Short problem> Print the entries that appear below, exactly as written and without their pictures.

Supplied material>
■ ■ ■ ■ ■ ■ ■

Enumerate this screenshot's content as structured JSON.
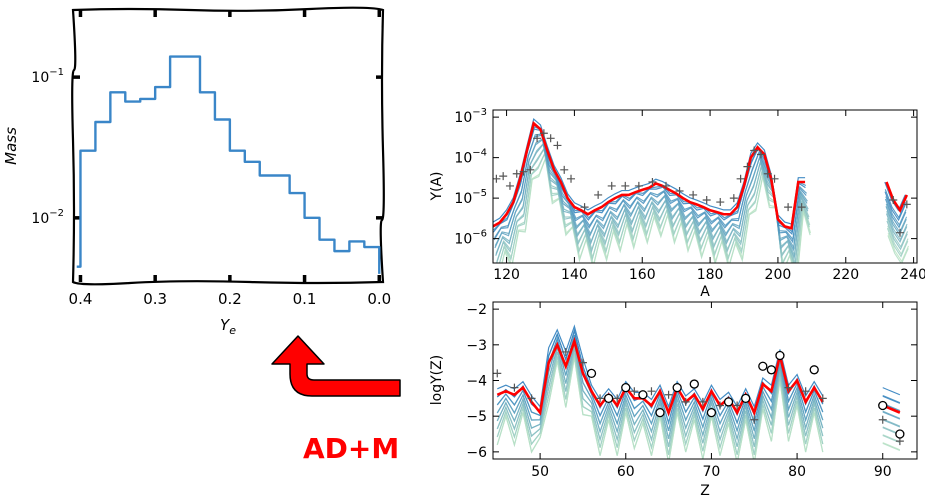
{
  "chart_data": [
    {
      "id": "ye-histogram",
      "type": "line",
      "style": "step",
      "x_axis_reversed": true,
      "yscale": "log",
      "xlabel": "Y_e",
      "ylabel": "Mass",
      "xlim": [
        0.41,
        -0.005
      ],
      "ylim": [
        0.0035,
        0.3
      ],
      "xticks": [
        0.4,
        0.3,
        0.2,
        0.1,
        0.0
      ],
      "xtick_labels": [
        "0.4",
        "0.3",
        "0.2",
        "0.1",
        "0.0"
      ],
      "yticks": [
        0.01,
        0.1
      ],
      "ytick_labels_base": [
        "10",
        "10"
      ],
      "ytick_labels_exp": [
        "−2",
        "−1"
      ],
      "line_color": "#3a86c8",
      "edges": [
        0.405,
        0.4,
        0.38,
        0.36,
        0.34,
        0.32,
        0.3,
        0.28,
        0.26,
        0.24,
        0.22,
        0.2,
        0.18,
        0.16,
        0.14,
        0.12,
        0.1,
        0.08,
        0.06,
        0.04,
        0.02,
        0.0
      ],
      "values": [
        0.0045,
        0.03,
        0.048,
        0.078,
        0.067,
        0.07,
        0.085,
        0.14,
        0.14,
        0.078,
        0.05,
        0.03,
        0.025,
        0.02,
        0.02,
        0.015,
        0.01,
        0.007,
        0.0058,
        0.0068,
        0.0062,
        0.004
      ]
    },
    {
      "id": "abundance-vs-A",
      "type": "line",
      "yscale": "log",
      "xlabel": "A",
      "ylabel": "Y(A)",
      "xlim": [
        116,
        241
      ],
      "ylim": [
        2.5e-07,
        0.0015
      ],
      "xticks": [
        120,
        140,
        160,
        180,
        200,
        220,
        240
      ],
      "yticks": [
        1e-06,
        1e-05,
        0.0001,
        0.001
      ],
      "ytick_labels_base": [
        "10",
        "10",
        "10",
        "10"
      ],
      "ytick_labels_exp": [
        "−6",
        "−5",
        "−4",
        "−3"
      ],
      "series": [
        {
          "role": "model-final",
          "color": "#ff0000",
          "x": [
            116,
            118,
            120,
            122,
            124,
            126,
            128,
            130,
            132,
            134,
            136,
            138,
            140,
            142,
            144,
            146,
            148,
            150,
            152,
            154,
            156,
            158,
            160,
            162,
            164,
            166,
            168,
            170,
            172,
            174,
            176,
            178,
            180,
            182,
            184,
            186,
            188,
            190,
            192,
            194,
            196,
            198,
            200,
            202,
            204,
            206,
            208
          ],
          "y": [
            2e-06,
            2.5e-06,
            4e-06,
            8e-06,
            3e-05,
            0.00015,
            0.0007,
            0.0005,
            0.00015,
            5e-05,
            2.5e-05,
            1e-05,
            6e-06,
            5e-06,
            4e-06,
            5e-06,
            6e-06,
            8e-06,
            1e-05,
            1.2e-05,
            1.2e-05,
            1.4e-05,
            1.6e-05,
            1.8e-05,
            2.3e-05,
            2e-05,
            1.6e-05,
            1.3e-05,
            1e-05,
            8e-06,
            7e-06,
            6e-06,
            5e-06,
            4.5e-06,
            4e-06,
            4e-06,
            6e-06,
            2e-05,
            0.0001,
            0.00018,
            0.00012,
            3e-05,
            3e-06,
            2e-06,
            1.8e-06,
            2.5e-05,
            2.5e-05
          ]
        },
        {
          "role": "model-final-isolated",
          "color": "#ff0000",
          "x": [
            232,
            234,
            236,
            238
          ],
          "y": [
            2.5e-05,
            9e-06,
            5e-06,
            1.2e-05
          ]
        },
        {
          "role": "solar-r",
          "marker": "+",
          "color": "#555555",
          "x": [
            117,
            119,
            121,
            123,
            125,
            127,
            129,
            131,
            133,
            135,
            137,
            139,
            143,
            147,
            151,
            155,
            159,
            163,
            167,
            171,
            175,
            179,
            183,
            187,
            189,
            191,
            193,
            195,
            197,
            199,
            203,
            207,
            234,
            236,
            238
          ],
          "y": [
            3e-05,
            3.5e-05,
            2e-05,
            4e-05,
            4.5e-05,
            5e-05,
            0.0003,
            0.0004,
            0.0003,
            0.0002,
            5e-05,
            3e-05,
            6e-06,
            1.2e-05,
            2e-05,
            2e-05,
            2e-05,
            2.5e-05,
            2e-05,
            1.5e-05,
            1.2e-05,
            9e-06,
            8e-06,
            1e-05,
            3e-05,
            6e-05,
            0.00015,
            0.00012,
            4e-05,
            3e-05,
            6e-06,
            6e-06,
            9e-06,
            1.4e-06,
            7e-06
          ]
        }
      ]
    },
    {
      "id": "abundance-vs-Z",
      "type": "line",
      "xlabel": "Z",
      "ylabel": "logY(Z)",
      "xlim": [
        44.5,
        94
      ],
      "ylim": [
        -6.2,
        -1.8
      ],
      "xticks": [
        50,
        60,
        70,
        80,
        90
      ],
      "yticks": [
        -6,
        -5,
        -4,
        -3,
        -2
      ],
      "ytick_labels": [
        "−6",
        "−5",
        "−4",
        "−3",
        "−2"
      ],
      "series": [
        {
          "role": "model-final",
          "color": "#ff0000",
          "x": [
            45,
            46,
            47,
            48,
            49,
            50,
            51,
            52,
            53,
            54,
            55,
            56,
            57,
            58,
            59,
            60,
            61,
            62,
            63,
            64,
            65,
            66,
            67,
            68,
            69,
            70,
            71,
            72,
            73,
            74,
            75,
            76,
            77,
            78,
            79,
            80,
            81,
            82,
            83
          ],
          "y": [
            -4.4,
            -4.3,
            -4.4,
            -4.2,
            -4.6,
            -4.9,
            -3.5,
            -3.0,
            -3.6,
            -2.9,
            -3.8,
            -4.3,
            -4.7,
            -4.4,
            -4.7,
            -4.2,
            -4.5,
            -4.5,
            -4.7,
            -4.3,
            -4.9,
            -4.2,
            -4.6,
            -4.4,
            -4.8,
            -4.3,
            -4.7,
            -4.5,
            -4.9,
            -4.4,
            -4.9,
            -4.1,
            -4.3,
            -3.3,
            -4.3,
            -4.0,
            -4.6,
            -4.2,
            -4.6
          ]
        },
        {
          "role": "model-final-isolated",
          "color": "#ff0000",
          "x": [
            90,
            92
          ],
          "y": [
            -4.7,
            -4.9
          ]
        },
        {
          "role": "solar-circles",
          "marker": "o",
          "color": "#000000",
          "x": [
            56,
            58,
            60,
            62,
            64,
            66,
            68,
            70,
            72,
            74,
            76,
            77,
            78,
            82,
            90,
            92
          ],
          "y": [
            -3.8,
            -4.5,
            -4.2,
            -4.4,
            -4.9,
            -4.2,
            -4.1,
            -4.9,
            -4.6,
            -4.5,
            -3.6,
            -3.7,
            -3.3,
            -3.7,
            -4.7,
            -5.5
          ]
        },
        {
          "role": "solar-plus",
          "marker": "+",
          "color": "#555555",
          "x": [
            45,
            47,
            49,
            53,
            55,
            57,
            59,
            61,
            63,
            65,
            67,
            69,
            71,
            73,
            75,
            79,
            81,
            83,
            90,
            92
          ],
          "y": [
            -3.8,
            -4.2,
            -4.5,
            -3.2,
            -3.5,
            -4.5,
            -4.5,
            -4.3,
            -4.3,
            -4.4,
            -4.6,
            -4.6,
            -4.7,
            -4.7,
            -5.1,
            -4.2,
            -4.3,
            -4.5,
            -5.1,
            -5.7
          ]
        }
      ]
    }
  ],
  "annotation": {
    "label": "AD+M",
    "color": "#ff0000"
  }
}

■ ■ ■ ■ ■ ■ ■

Solution to this exercise>
Enumerate this screenshot's content as structured JSON.
{
  "chart_data": [
    {
      "id": "ye-histogram",
      "type": "line",
      "style": "step",
      "x_axis_reversed": true,
      "yscale": "log",
      "xlabel": "Y_e",
      "ylabel": "Mass",
      "xlim": [
        0.41,
        -0.005
      ],
      "ylim": [
        0.0035,
        0.3
      ],
      "xticks": [
        0.4,
        0.3,
        0.2,
        0.1,
        0.0
      ],
      "xtick_labels": [
        "0.4",
        "0.3",
        "0.2",
        "0.1",
        "0.0"
      ],
      "yticks": [
        0.01,
        0.1
      ],
      "ytick_labels_base": [
        "10",
        "10"
      ],
      "ytick_labels_exp": [
        "−2",
        "−1"
      ],
      "line_color": "#3a86c8",
      "edges": [
        0.405,
        0.4,
        0.38,
        0.36,
        0.34,
        0.32,
        0.3,
        0.28,
        0.26,
        0.24,
        0.22,
        0.2,
        0.18,
        0.16,
        0.14,
        0.12,
        0.1,
        0.08,
        0.06,
        0.04,
        0.02,
        0.0
      ],
      "values": [
        0.0045,
        0.03,
        0.048,
        0.078,
        0.067,
        0.07,
        0.085,
        0.14,
        0.14,
        0.078,
        0.05,
        0.03,
        0.025,
        0.02,
        0.02,
        0.015,
        0.01,
        0.007,
        0.0058,
        0.0068,
        0.0062,
        0.004
      ]
    },
    {
      "id": "abundance-vs-A",
      "type": "line",
      "yscale": "log",
      "xlabel": "A",
      "ylabel": "Y(A)",
      "xlim": [
        116,
        241
      ],
      "ylim": [
        2.5e-07,
        0.0015
      ],
      "xticks": [
        120,
        140,
        160,
        180,
        200,
        220,
        240
      ],
      "yticks": [
        1e-06,
        1e-05,
        0.0001,
        0.001
      ],
      "ytick_labels_base": [
        "10",
        "10",
        "10",
        "10"
      ],
      "ytick_labels_exp": [
        "−6",
        "−5",
        "−4",
        "−3"
      ],
      "series": [
        {
          "role": "model-final",
          "color": "#ff0000",
          "x": [
            116,
            118,
            120,
            122,
            124,
            126,
            128,
            130,
            132,
            134,
            136,
            138,
            140,
            142,
            144,
            146,
            148,
            150,
            152,
            154,
            156,
            158,
            160,
            162,
            164,
            166,
            168,
            170,
            172,
            174,
            176,
            178,
            180,
            182,
            184,
            186,
            188,
            190,
            192,
            194,
            196,
            198,
            200,
            202,
            204,
            206,
            208
          ],
          "y": [
            2e-06,
            2.5e-06,
            4e-06,
            8e-06,
            3e-05,
            0.00015,
            0.0007,
            0.0005,
            0.00015,
            5e-05,
            2.5e-05,
            1e-05,
            6e-06,
            5e-06,
            4e-06,
            5e-06,
            6e-06,
            8e-06,
            1e-05,
            1.2e-05,
            1.2e-05,
            1.4e-05,
            1.6e-05,
            1.8e-05,
            2.3e-05,
            2e-05,
            1.6e-05,
            1.3e-05,
            1e-05,
            8e-06,
            7e-06,
            6e-06,
            5e-06,
            4.5e-06,
            4e-06,
            4e-06,
            6e-06,
            2e-05,
            0.0001,
            0.00018,
            0.00012,
            3e-05,
            3e-06,
            2e-06,
            1.8e-06,
            2.5e-05,
            2.5e-05
          ]
        },
        {
          "role": "model-final-isolated",
          "color": "#ff0000",
          "x": [
            232,
            234,
            236,
            238
          ],
          "y": [
            2.5e-05,
            9e-06,
            5e-06,
            1.2e-05
          ]
        },
        {
          "role": "solar-r",
          "marker": "+",
          "color": "#555555",
          "x": [
            117,
            119,
            121,
            123,
            125,
            127,
            129,
            131,
            133,
            135,
            137,
            139,
            143,
            147,
            151,
            155,
            159,
            163,
            167,
            171,
            175,
            179,
            183,
            187,
            189,
            191,
            193,
            195,
            197,
            199,
            203,
            207,
            234,
            236,
            238
          ],
          "y": [
            3e-05,
            3.5e-05,
            2e-05,
            4e-05,
            4.5e-05,
            5e-05,
            0.0003,
            0.0004,
            0.0003,
            0.0002,
            5e-05,
            3e-05,
            6e-06,
            1.2e-05,
            2e-05,
            2e-05,
            2e-05,
            2.5e-05,
            2e-05,
            1.5e-05,
            1.2e-05,
            9e-06,
            8e-06,
            1e-05,
            3e-05,
            6e-05,
            0.00015,
            0.00012,
            4e-05,
            3e-05,
            6e-06,
            6e-06,
            9e-06,
            1.4e-06,
            7e-06
          ]
        }
      ]
    },
    {
      "id": "abundance-vs-Z",
      "type": "line",
      "xlabel": "Z",
      "ylabel": "logY(Z)",
      "xlim": [
        44.5,
        94
      ],
      "ylim": [
        -6.2,
        -1.8
      ],
      "xticks": [
        50,
        60,
        70,
        80,
        90
      ],
      "yticks": [
        -6,
        -5,
        -4,
        -3,
        -2
      ],
      "ytick_labels": [
        "−6",
        "−5",
        "−4",
        "−3",
        "−2"
      ],
      "series": [
        {
          "role": "model-final",
          "color": "#ff0000",
          "x": [
            45,
            46,
            47,
            48,
            49,
            50,
            51,
            52,
            53,
            54,
            55,
            56,
            57,
            58,
            59,
            60,
            61,
            62,
            63,
            64,
            65,
            66,
            67,
            68,
            69,
            70,
            71,
            72,
            73,
            74,
            75,
            76,
            77,
            78,
            79,
            80,
            81,
            82,
            83
          ],
          "y": [
            -4.4,
            -4.3,
            -4.4,
            -4.2,
            -4.6,
            -4.9,
            -3.5,
            -3.0,
            -3.6,
            -2.9,
            -3.8,
            -4.3,
            -4.7,
            -4.4,
            -4.7,
            -4.2,
            -4.5,
            -4.5,
            -4.7,
            -4.3,
            -4.9,
            -4.2,
            -4.6,
            -4.4,
            -4.8,
            -4.3,
            -4.7,
            -4.5,
            -4.9,
            -4.4,
            -4.9,
            -4.1,
            -4.3,
            -3.3,
            -4.3,
            -4.0,
            -4.6,
            -4.2,
            -4.6
          ]
        },
        {
          "role": "model-final-isolated",
          "color": "#ff0000",
          "x": [
            90,
            92
          ],
          "y": [
            -4.7,
            -4.9
          ]
        },
        {
          "role": "solar-circles",
          "marker": "o",
          "color": "#000000",
          "x": [
            56,
            58,
            60,
            62,
            64,
            66,
            68,
            70,
            72,
            74,
            76,
            77,
            78,
            82,
            90,
            92
          ],
          "y": [
            -3.8,
            -4.5,
            -4.2,
            -4.4,
            -4.9,
            -4.2,
            -4.1,
            -4.9,
            -4.6,
            -4.5,
            -3.6,
            -3.7,
            -3.3,
            -3.7,
            -4.7,
            -5.5
          ]
        },
        {
          "role": "solar-plus",
          "marker": "+",
          "color": "#555555",
          "x": [
            45,
            47,
            49,
            53,
            55,
            57,
            59,
            61,
            63,
            65,
            67,
            69,
            71,
            73,
            75,
            79,
            81,
            83,
            90,
            92
          ],
          "y": [
            -3.8,
            -4.2,
            -4.5,
            -3.2,
            -3.5,
            -4.5,
            -4.5,
            -4.3,
            -4.3,
            -4.4,
            -4.6,
            -4.6,
            -4.7,
            -4.7,
            -5.1,
            -4.2,
            -4.3,
            -4.5,
            -5.1,
            -5.7
          ]
        }
      ]
    }
  ],
  "annotation": {
    "label": "AD+M",
    "color": "#ff0000"
  }
}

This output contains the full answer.